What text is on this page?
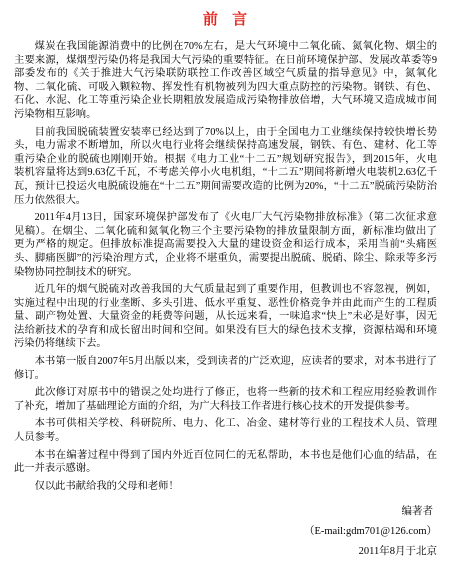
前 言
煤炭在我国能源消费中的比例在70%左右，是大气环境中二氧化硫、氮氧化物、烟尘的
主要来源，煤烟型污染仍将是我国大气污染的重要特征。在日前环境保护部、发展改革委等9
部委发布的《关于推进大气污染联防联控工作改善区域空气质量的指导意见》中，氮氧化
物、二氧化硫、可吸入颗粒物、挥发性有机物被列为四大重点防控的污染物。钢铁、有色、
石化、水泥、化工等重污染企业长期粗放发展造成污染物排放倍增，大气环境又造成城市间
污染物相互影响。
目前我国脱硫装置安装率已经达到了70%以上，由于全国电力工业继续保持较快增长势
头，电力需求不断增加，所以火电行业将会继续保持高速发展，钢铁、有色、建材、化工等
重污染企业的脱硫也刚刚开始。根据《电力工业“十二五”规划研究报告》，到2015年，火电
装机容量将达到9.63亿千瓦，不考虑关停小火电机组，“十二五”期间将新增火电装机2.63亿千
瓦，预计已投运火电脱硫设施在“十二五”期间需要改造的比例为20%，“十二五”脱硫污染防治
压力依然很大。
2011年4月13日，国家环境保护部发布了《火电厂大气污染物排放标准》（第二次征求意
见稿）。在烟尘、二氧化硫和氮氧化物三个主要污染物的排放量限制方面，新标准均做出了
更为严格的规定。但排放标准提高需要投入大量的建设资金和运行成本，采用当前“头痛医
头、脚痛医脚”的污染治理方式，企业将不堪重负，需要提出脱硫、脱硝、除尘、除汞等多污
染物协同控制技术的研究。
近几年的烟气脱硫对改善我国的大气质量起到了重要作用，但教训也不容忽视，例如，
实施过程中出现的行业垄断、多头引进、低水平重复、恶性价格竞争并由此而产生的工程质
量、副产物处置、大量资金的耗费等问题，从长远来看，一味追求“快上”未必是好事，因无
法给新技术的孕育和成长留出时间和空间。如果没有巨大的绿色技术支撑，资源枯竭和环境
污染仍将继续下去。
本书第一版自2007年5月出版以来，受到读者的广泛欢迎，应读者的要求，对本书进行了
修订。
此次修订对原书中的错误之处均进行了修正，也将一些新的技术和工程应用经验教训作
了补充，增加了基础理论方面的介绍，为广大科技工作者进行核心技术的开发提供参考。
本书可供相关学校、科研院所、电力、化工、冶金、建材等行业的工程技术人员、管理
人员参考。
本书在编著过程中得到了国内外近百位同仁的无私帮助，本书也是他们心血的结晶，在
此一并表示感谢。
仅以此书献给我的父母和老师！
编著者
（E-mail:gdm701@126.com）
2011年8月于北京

* * *

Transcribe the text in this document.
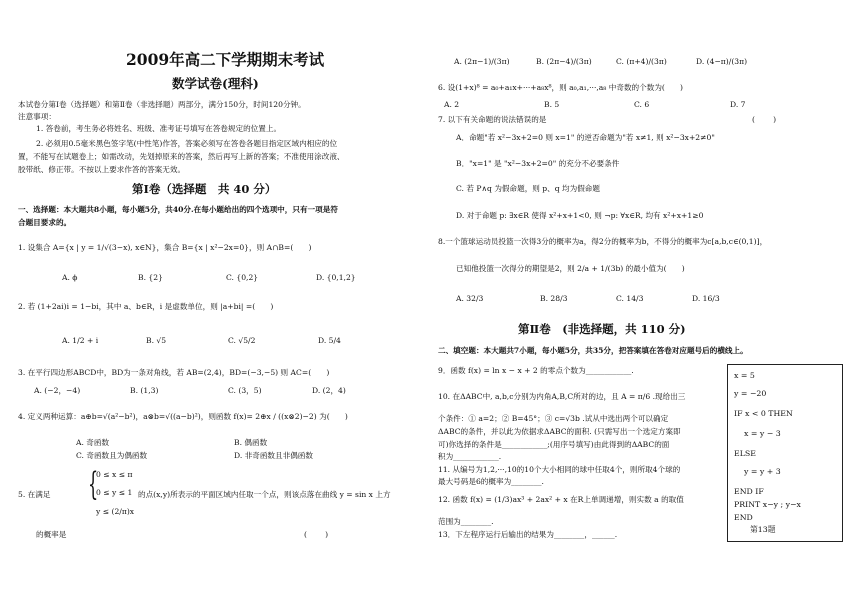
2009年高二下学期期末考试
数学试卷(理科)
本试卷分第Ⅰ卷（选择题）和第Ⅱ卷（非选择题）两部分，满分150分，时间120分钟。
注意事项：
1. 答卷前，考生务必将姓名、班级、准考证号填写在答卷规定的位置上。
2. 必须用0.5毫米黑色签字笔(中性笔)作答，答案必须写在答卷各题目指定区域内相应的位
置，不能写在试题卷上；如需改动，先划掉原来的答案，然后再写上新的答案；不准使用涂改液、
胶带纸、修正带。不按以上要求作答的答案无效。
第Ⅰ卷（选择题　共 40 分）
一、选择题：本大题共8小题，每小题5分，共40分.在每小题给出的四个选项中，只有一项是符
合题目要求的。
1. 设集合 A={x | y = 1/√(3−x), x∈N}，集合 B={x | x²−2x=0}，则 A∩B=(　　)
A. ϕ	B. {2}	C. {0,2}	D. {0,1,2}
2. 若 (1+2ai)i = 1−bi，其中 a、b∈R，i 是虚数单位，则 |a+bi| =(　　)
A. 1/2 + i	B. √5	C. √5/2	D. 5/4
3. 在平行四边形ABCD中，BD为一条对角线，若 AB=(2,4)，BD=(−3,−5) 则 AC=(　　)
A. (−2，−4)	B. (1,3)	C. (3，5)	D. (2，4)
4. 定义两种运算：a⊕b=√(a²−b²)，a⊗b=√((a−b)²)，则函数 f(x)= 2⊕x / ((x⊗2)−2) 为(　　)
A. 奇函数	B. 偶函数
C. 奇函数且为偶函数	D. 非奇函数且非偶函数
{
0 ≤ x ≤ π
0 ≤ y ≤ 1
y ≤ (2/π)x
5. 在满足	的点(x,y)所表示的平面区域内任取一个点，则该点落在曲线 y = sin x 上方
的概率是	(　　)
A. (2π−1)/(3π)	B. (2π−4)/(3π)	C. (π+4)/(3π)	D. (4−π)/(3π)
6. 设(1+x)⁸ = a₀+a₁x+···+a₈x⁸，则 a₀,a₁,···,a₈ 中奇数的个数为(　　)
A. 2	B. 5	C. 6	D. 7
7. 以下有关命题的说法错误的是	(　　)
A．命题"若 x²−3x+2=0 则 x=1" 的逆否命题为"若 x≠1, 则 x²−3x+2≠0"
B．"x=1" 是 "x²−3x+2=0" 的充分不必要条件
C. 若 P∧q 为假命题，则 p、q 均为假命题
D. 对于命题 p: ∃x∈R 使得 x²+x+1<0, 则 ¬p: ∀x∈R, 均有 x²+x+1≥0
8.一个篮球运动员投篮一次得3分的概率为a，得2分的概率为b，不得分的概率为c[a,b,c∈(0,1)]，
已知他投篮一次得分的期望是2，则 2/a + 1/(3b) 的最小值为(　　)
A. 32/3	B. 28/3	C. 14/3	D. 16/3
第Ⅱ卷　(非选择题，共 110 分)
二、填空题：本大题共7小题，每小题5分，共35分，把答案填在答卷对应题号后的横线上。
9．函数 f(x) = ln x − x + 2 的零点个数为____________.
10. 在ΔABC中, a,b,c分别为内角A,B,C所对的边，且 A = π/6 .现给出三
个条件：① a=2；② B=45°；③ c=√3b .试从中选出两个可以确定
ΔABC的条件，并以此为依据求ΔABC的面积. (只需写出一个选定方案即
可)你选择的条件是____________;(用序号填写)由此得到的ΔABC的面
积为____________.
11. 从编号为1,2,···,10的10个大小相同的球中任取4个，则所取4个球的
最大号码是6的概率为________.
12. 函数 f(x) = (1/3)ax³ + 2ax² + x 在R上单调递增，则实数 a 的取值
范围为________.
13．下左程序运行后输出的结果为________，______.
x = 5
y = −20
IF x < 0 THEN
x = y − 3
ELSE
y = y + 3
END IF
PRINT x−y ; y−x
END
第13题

==

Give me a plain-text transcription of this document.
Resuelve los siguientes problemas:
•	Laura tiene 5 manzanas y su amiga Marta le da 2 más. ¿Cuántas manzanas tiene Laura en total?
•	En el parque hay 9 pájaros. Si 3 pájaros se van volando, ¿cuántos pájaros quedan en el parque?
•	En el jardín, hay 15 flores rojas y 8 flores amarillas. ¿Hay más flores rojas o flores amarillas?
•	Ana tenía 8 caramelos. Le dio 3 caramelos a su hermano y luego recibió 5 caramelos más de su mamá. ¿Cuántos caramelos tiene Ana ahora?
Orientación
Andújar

● **Exercise aim**
Which lines contain the word "document"? Copy each one.

● **Exercise output**
Transcribe the text in this document.
Give me a plain-text transcription of this document.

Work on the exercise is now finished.